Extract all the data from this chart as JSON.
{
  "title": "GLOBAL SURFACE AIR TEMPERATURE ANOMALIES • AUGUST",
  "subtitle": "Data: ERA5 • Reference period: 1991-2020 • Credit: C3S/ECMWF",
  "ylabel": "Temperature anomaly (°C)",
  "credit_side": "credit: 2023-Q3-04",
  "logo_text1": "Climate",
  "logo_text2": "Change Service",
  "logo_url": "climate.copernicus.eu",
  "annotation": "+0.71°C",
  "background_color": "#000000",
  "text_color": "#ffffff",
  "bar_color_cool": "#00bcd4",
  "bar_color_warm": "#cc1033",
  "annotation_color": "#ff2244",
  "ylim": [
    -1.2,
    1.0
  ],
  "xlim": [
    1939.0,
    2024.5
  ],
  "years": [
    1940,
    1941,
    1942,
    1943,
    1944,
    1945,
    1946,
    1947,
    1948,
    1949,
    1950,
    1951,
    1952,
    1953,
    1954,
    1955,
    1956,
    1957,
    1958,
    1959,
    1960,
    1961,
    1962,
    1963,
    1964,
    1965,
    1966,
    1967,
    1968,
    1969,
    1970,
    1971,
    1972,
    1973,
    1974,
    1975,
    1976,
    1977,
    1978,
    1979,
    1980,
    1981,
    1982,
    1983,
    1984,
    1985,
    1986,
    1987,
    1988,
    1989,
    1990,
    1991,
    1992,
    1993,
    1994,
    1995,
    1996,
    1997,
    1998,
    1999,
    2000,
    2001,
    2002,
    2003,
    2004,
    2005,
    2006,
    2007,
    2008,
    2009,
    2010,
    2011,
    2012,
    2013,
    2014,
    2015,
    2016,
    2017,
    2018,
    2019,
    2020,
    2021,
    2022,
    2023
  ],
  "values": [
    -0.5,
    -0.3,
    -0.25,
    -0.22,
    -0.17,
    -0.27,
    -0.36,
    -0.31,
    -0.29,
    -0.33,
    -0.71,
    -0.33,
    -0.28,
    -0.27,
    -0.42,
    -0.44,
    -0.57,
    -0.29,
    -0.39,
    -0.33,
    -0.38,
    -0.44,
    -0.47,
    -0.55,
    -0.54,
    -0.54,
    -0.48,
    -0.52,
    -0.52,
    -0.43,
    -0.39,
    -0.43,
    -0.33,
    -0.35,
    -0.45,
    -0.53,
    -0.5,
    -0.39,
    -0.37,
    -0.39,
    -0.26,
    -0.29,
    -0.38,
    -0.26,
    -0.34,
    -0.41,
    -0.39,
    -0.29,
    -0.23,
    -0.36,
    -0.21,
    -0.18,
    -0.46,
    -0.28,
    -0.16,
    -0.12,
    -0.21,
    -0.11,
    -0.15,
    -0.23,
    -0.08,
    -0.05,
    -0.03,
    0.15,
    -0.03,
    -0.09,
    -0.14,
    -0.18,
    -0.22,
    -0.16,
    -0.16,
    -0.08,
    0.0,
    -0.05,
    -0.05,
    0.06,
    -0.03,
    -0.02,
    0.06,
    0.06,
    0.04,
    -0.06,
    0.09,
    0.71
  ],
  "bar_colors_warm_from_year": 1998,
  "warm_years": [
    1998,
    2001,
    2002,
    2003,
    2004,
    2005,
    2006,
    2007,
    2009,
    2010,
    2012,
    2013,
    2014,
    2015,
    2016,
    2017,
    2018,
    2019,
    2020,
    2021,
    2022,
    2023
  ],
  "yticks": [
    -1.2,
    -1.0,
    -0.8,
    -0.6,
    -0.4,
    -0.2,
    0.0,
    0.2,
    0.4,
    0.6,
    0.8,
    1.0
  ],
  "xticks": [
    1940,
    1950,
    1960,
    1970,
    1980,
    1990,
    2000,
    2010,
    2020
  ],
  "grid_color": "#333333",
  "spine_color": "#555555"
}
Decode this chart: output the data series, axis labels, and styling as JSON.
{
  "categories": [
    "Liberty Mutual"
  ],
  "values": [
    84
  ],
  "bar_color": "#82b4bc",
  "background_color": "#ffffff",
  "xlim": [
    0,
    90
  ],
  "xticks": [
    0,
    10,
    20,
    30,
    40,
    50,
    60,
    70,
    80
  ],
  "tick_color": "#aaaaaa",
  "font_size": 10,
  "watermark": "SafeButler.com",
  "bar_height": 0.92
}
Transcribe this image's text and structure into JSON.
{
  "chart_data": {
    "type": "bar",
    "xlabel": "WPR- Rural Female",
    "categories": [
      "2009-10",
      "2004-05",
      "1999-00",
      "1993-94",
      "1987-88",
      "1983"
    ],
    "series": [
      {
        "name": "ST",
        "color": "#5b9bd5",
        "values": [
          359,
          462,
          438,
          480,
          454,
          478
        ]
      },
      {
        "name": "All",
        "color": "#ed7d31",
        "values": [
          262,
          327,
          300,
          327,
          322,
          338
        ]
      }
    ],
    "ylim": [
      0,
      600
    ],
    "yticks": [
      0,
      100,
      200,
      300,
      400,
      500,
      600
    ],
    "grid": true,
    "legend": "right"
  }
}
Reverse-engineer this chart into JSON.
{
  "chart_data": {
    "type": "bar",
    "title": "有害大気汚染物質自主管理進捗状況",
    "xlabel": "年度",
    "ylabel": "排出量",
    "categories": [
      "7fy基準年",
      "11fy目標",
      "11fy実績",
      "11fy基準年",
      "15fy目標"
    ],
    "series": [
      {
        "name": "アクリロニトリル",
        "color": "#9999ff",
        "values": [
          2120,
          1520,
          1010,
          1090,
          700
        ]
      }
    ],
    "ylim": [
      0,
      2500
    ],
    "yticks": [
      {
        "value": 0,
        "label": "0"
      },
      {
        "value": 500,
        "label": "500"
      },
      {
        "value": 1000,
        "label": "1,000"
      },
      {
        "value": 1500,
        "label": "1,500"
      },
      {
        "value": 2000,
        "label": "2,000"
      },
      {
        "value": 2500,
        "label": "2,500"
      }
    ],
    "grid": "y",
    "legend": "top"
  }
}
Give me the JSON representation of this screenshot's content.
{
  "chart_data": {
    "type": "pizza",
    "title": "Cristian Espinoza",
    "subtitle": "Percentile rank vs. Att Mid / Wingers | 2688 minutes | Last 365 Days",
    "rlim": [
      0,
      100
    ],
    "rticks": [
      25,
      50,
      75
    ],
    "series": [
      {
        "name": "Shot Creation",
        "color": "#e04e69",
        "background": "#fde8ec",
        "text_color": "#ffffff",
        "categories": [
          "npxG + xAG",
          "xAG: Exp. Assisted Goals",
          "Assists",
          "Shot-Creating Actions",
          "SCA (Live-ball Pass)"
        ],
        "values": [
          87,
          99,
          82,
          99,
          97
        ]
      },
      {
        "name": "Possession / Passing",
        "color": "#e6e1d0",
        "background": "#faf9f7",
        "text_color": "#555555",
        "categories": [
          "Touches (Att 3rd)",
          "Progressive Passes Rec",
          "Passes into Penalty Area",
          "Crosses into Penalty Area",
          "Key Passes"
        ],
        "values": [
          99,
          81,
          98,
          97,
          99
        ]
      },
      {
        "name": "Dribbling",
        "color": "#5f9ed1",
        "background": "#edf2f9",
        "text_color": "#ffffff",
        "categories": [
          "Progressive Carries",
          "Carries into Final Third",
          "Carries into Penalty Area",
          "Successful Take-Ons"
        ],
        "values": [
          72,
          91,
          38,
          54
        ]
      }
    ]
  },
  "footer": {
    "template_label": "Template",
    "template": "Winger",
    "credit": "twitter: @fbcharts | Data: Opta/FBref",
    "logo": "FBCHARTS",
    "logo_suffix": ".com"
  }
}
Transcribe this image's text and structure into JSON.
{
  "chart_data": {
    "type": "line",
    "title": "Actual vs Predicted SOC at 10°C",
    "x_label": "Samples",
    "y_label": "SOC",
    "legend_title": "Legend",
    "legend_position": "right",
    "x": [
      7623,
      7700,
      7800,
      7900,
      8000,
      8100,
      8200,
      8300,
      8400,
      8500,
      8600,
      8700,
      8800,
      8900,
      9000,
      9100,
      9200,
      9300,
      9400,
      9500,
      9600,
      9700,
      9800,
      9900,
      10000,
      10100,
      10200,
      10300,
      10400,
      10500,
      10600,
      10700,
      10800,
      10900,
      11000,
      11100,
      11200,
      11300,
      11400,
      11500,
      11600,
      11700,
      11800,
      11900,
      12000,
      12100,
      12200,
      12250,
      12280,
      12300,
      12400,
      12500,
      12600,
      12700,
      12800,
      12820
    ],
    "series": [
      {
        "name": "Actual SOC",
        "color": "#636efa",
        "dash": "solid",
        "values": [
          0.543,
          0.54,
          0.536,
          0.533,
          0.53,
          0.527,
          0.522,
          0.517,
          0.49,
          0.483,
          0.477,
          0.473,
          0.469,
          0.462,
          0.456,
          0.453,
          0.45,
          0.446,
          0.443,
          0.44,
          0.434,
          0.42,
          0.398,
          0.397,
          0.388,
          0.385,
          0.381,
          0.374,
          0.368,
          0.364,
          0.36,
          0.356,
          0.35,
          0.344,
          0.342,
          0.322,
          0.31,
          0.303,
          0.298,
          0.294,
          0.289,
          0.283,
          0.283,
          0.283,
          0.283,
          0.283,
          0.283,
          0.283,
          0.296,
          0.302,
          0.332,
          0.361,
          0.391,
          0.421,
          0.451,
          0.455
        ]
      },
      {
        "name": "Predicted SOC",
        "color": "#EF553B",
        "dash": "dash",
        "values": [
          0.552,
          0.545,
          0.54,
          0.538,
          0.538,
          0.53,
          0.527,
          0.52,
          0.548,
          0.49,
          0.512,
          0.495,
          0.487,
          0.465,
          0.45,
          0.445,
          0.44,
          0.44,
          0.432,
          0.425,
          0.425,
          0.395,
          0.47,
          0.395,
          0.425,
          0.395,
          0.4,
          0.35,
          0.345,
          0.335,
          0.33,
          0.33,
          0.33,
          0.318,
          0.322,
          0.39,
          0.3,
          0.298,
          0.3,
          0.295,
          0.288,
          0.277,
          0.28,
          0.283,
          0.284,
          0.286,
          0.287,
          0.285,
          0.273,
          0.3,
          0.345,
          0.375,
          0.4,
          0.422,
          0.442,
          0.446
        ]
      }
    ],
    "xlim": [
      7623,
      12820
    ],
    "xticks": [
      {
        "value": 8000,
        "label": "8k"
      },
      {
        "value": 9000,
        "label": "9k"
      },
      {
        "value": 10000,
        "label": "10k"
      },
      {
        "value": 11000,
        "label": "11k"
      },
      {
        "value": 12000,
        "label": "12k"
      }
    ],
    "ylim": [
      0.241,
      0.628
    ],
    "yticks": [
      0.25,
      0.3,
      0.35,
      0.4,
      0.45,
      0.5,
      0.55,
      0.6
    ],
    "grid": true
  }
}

• • • •

• [To be done] Copy and report every line where the word "right" is present.

• [Task response]
    "legend": "right"
    "legend_position": "right",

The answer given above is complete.